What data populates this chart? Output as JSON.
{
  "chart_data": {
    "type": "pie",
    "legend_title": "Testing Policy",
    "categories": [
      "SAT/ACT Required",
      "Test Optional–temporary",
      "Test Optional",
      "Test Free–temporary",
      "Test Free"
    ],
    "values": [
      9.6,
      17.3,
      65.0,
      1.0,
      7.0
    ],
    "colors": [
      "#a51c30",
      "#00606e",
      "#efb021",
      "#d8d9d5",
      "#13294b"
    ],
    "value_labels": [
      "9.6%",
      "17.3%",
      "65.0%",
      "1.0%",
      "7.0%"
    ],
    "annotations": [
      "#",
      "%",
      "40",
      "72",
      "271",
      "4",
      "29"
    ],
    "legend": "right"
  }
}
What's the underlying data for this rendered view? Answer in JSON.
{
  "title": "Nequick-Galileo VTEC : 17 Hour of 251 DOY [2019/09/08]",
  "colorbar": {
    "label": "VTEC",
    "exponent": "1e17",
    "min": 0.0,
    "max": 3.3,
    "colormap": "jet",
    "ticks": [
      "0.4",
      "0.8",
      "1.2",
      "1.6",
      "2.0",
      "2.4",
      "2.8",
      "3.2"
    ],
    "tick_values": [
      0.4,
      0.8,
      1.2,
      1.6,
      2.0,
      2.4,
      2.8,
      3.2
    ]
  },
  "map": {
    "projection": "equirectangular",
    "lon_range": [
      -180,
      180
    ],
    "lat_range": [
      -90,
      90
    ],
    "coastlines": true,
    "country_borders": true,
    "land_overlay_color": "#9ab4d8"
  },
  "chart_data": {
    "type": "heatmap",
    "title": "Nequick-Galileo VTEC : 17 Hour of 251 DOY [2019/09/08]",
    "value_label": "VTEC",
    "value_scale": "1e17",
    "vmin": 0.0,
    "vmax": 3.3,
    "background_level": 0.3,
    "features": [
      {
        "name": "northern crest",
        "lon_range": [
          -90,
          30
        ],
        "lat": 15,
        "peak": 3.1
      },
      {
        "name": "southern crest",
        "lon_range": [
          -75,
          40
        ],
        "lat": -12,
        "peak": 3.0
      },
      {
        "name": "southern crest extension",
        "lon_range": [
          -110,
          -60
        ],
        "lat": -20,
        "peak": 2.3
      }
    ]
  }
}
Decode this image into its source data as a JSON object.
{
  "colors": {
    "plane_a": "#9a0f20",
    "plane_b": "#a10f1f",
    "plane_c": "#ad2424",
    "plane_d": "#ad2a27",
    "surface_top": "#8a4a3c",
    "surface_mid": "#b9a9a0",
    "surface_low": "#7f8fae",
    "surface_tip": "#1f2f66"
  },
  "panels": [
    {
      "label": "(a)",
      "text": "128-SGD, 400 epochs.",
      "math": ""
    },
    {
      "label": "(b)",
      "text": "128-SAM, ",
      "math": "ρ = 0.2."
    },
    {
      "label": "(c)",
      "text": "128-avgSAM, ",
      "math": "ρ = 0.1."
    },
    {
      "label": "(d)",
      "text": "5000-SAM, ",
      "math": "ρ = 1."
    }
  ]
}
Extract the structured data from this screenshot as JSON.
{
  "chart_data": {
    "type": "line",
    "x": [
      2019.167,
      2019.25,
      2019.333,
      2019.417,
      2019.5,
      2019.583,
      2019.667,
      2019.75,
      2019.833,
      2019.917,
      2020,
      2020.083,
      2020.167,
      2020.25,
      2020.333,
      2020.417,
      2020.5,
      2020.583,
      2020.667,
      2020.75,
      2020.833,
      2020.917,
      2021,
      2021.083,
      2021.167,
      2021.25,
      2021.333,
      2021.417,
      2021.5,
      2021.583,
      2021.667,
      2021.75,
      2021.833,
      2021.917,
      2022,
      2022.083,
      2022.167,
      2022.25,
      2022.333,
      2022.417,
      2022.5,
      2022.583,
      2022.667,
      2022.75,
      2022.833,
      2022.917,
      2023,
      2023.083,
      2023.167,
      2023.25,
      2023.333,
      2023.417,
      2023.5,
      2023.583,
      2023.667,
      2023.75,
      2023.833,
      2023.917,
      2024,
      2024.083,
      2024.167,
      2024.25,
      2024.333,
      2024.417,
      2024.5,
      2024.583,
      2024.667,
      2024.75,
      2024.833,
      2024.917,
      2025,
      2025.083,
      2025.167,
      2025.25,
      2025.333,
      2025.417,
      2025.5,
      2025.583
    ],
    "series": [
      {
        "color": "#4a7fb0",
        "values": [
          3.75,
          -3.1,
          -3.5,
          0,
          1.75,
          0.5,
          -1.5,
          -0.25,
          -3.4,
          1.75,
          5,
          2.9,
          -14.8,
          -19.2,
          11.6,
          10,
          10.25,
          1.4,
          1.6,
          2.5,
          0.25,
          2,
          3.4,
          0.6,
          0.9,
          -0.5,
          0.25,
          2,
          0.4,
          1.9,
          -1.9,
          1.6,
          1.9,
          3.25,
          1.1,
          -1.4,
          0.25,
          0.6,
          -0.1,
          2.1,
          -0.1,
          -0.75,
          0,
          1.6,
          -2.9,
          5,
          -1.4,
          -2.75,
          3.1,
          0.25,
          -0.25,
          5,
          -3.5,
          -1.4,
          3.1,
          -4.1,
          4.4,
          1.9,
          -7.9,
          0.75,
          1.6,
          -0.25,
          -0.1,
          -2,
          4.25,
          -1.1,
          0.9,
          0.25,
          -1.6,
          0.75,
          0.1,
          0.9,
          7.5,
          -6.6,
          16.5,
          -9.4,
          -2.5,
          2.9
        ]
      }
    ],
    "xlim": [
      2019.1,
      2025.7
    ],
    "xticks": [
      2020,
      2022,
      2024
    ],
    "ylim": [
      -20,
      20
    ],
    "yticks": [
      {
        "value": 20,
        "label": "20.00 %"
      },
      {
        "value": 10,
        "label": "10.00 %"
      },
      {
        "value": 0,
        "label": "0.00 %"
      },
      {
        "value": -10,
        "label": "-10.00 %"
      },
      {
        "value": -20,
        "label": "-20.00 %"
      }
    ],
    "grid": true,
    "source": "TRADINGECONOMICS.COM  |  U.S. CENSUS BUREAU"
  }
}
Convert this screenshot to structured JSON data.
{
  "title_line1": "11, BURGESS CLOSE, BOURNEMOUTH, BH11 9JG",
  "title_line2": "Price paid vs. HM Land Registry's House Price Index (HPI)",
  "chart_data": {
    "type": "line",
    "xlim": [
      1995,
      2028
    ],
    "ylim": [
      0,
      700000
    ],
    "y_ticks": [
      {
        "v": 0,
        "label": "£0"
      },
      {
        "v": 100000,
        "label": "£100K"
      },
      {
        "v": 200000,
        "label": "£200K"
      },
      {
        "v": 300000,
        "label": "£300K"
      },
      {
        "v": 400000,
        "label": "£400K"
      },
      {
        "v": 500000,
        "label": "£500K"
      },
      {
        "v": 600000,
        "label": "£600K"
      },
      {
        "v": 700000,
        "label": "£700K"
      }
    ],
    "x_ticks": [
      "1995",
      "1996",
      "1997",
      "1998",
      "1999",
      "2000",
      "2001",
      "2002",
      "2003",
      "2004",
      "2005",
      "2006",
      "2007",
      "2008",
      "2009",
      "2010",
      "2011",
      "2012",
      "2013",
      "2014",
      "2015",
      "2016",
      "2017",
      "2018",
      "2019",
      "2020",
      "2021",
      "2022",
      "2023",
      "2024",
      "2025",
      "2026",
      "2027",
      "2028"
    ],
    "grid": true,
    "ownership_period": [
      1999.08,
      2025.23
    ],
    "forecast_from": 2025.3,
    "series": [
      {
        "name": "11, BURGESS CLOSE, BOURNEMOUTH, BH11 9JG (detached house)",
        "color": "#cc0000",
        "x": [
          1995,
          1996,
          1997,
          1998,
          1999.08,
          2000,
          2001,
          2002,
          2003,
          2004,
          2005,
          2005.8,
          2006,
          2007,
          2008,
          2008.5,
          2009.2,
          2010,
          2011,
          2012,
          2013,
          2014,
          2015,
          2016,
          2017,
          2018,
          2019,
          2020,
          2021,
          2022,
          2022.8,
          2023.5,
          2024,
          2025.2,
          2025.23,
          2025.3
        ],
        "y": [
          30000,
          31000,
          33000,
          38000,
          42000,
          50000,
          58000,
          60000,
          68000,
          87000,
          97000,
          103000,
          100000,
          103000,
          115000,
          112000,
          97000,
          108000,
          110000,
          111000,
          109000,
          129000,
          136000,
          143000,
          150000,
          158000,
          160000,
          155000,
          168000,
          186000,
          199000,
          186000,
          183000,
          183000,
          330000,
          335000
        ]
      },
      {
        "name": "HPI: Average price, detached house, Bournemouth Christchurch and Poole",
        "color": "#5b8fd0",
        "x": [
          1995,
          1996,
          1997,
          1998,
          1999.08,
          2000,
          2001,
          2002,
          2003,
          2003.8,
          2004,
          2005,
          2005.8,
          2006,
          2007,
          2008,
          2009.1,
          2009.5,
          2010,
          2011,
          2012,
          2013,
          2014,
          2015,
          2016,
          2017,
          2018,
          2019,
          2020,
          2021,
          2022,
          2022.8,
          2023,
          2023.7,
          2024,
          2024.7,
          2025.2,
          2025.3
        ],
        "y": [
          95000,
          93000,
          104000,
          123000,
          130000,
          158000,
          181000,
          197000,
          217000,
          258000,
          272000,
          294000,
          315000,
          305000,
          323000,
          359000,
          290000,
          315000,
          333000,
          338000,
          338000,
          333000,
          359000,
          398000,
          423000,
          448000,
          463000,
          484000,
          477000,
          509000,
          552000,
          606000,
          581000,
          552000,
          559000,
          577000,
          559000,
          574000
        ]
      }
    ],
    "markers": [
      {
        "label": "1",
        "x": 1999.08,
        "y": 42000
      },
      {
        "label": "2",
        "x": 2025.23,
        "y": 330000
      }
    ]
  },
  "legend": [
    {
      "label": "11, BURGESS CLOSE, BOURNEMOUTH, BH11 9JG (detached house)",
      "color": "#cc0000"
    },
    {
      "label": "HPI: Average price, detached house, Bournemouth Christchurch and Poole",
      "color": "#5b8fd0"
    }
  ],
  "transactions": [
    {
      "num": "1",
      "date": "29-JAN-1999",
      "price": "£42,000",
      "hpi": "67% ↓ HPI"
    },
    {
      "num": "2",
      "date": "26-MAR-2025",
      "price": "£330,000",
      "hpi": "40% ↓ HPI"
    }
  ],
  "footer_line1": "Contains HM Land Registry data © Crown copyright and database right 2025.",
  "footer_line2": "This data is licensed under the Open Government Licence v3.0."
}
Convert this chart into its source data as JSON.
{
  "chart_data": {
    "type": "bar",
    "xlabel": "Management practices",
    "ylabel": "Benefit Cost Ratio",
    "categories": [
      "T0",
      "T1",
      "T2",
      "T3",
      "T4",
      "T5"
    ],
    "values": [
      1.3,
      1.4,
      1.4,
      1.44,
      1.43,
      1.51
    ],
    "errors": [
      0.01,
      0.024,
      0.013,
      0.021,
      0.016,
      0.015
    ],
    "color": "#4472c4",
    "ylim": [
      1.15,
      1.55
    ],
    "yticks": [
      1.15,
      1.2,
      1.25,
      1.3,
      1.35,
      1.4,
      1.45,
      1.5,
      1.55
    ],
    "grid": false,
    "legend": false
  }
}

## WHAT TO WORK ON
Report all lines of the data that include the word "into".

## FINAL ANSWER
Decode this image into its source data as a JSON object.
Convert this chart into its source data as JSON.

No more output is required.